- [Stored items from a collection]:
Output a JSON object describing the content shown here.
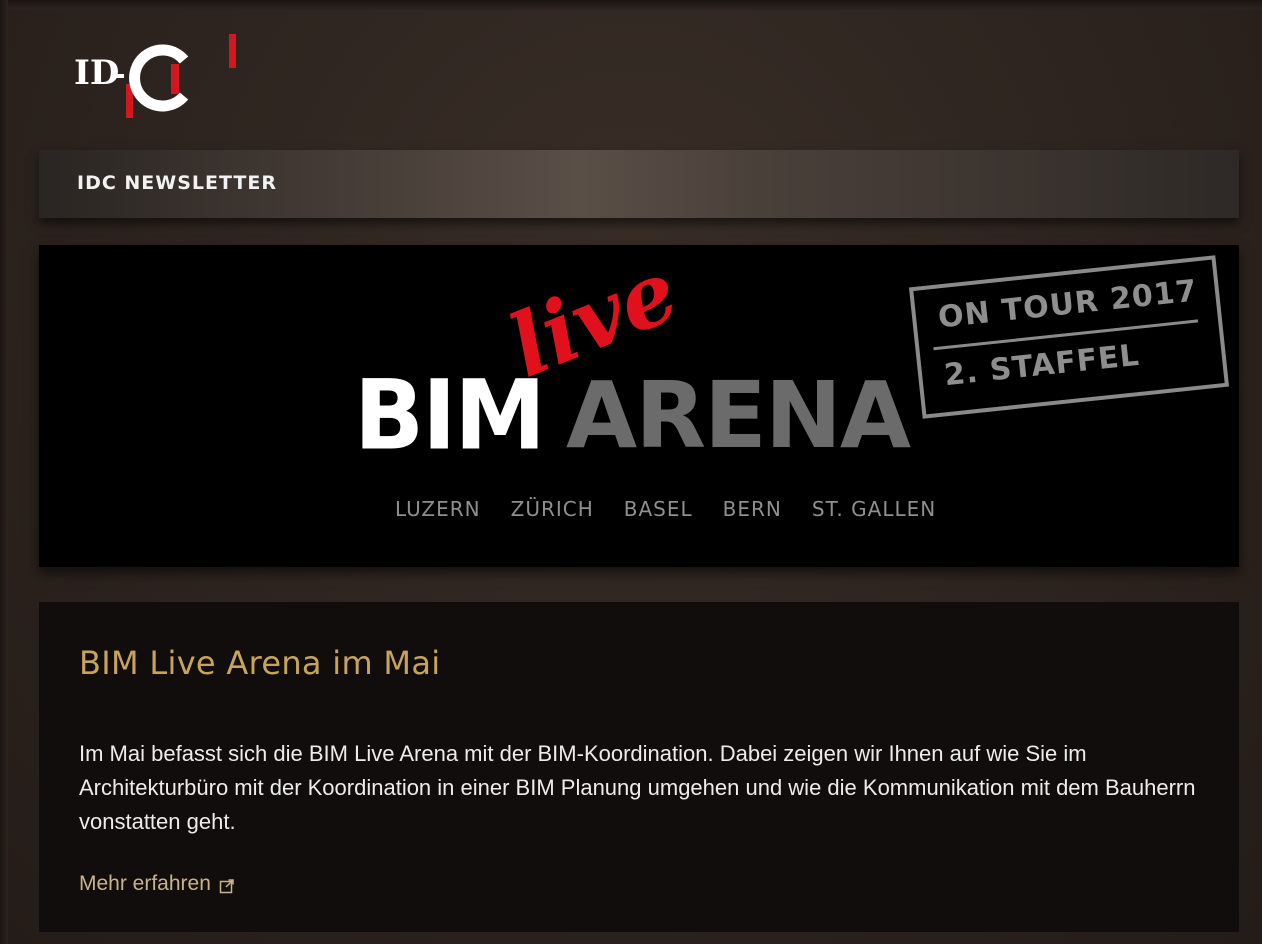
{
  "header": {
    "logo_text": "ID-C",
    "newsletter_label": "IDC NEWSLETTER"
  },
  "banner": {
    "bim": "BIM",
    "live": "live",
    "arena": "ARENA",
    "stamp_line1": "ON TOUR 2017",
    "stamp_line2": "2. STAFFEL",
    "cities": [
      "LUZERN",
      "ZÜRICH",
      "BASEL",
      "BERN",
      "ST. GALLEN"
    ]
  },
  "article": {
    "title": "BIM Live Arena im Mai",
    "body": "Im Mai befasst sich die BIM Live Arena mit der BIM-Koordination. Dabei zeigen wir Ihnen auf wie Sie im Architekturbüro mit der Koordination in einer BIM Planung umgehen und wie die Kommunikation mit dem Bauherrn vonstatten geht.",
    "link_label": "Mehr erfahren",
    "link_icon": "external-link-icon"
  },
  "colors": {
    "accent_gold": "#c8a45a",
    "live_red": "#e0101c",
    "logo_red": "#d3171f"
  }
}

- [Exercise prompt]: Repeat each entry exactly. Pictures do not belong in the copy.

- [Reply to the task]:
Output a JSON object describing the content shown here.
{
  "header": {
    "logo_text": "ID-C",
    "newsletter_label": "IDC NEWSLETTER"
  },
  "banner": {
    "bim": "BIM",
    "live": "live",
    "arena": "ARENA",
    "stamp_line1": "ON TOUR 2017",
    "stamp_line2": "2. STAFFEL",
    "cities": [
      "LUZERN",
      "ZÜRICH",
      "BASEL",
      "BERN",
      "ST. GALLEN"
    ]
  },
  "article": {
    "title": "BIM Live Arena im Mai",
    "body": "Im Mai befasst sich die BIM Live Arena mit der BIM-Koordination. Dabei zeigen wir Ihnen auf wie Sie im Architekturbüro mit der Koordination in einer BIM Planung umgehen und wie die Kommunikation mit dem Bauherrn vonstatten geht.",
    "link_label": "Mehr erfahren",
    "link_icon": "external-link-icon"
  },
  "colors": {
    "accent_gold": "#c8a45a",
    "live_red": "#e0101c",
    "logo_red": "#d3171f"
  }
}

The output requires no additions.